• _Data shown_
=======
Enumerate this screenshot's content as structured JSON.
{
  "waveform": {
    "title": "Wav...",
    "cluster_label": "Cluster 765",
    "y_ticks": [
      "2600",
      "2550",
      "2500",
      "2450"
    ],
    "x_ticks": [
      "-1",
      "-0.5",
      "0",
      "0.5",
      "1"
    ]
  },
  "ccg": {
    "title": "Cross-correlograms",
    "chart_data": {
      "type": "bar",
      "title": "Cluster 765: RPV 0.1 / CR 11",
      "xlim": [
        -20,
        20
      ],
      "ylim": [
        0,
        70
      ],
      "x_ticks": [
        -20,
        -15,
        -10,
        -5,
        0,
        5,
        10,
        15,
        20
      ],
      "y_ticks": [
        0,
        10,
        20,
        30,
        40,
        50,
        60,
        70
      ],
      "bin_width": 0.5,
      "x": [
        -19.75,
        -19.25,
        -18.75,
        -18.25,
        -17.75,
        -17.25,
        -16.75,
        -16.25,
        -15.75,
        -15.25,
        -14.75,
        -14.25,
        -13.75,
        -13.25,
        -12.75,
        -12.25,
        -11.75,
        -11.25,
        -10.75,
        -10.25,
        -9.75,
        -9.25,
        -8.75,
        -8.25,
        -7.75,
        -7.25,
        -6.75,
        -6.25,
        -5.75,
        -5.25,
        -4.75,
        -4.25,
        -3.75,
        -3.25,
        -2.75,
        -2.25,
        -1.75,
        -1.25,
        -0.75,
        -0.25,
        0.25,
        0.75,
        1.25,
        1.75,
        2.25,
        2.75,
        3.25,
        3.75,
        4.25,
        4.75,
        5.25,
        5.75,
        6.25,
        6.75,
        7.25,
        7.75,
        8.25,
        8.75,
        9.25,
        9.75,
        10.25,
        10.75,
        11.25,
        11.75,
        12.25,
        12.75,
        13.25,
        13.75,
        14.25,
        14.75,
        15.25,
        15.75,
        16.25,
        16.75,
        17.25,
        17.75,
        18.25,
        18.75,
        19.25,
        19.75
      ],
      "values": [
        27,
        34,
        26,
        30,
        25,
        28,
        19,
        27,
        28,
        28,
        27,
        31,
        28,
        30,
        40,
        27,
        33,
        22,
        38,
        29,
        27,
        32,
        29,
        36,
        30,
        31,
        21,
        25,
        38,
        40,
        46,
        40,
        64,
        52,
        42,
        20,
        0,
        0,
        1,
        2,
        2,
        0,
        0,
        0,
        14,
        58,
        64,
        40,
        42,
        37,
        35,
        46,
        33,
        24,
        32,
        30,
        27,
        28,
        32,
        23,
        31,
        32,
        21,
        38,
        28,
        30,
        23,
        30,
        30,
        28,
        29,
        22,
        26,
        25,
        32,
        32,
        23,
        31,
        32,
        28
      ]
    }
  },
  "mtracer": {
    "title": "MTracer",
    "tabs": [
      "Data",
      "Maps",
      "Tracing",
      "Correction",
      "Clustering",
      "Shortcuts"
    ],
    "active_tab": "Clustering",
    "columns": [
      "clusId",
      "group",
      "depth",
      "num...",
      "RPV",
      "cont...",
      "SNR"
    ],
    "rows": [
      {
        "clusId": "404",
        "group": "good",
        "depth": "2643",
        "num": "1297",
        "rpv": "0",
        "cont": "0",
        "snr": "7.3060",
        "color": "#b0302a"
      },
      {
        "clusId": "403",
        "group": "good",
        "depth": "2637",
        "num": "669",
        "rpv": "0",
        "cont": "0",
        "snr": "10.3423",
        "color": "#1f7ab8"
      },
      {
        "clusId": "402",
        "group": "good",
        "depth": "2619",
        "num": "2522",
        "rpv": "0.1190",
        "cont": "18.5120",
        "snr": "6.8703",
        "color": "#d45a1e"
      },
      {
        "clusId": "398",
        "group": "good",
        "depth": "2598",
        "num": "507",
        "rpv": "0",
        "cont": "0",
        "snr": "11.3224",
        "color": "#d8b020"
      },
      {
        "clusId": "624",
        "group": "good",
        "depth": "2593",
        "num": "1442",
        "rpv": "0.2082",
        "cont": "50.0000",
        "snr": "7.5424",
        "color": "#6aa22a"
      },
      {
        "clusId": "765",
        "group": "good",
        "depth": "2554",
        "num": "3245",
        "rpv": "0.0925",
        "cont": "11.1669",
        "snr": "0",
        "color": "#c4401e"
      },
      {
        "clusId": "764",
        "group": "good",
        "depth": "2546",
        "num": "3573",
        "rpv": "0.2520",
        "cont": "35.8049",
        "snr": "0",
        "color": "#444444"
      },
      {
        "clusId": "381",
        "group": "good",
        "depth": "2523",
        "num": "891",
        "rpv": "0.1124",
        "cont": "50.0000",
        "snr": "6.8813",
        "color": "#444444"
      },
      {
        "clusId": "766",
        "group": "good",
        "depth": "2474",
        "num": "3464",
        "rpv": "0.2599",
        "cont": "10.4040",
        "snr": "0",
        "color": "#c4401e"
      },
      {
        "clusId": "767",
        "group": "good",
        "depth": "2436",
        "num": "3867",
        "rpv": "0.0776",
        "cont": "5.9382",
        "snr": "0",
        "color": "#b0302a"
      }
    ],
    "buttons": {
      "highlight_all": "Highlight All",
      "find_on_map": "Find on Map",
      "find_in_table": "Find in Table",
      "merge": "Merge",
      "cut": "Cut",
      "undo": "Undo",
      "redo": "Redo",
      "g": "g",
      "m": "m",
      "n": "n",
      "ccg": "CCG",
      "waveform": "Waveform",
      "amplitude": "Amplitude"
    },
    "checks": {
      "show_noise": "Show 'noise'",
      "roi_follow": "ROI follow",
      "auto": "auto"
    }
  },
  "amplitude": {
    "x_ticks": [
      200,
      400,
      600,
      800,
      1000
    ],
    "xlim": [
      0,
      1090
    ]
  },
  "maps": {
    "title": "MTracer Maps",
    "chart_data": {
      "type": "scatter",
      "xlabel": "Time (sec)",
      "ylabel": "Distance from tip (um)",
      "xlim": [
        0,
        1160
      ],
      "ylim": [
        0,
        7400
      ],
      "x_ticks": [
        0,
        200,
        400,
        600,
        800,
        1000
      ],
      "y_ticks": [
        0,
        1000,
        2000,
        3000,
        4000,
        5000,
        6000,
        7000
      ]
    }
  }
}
=======
Copy each line of the listing in which the word "clusId" can be found.

      "clusId",
        "clusId": "404",
        "clusId": "403",
        "clusId": "402",
        "clusId": "398",
        "clusId": "624",
        "clusId": "765",
        "clusId": "764",
        "clusId": "381",
        "clusId": "766",
        "clusId": "767",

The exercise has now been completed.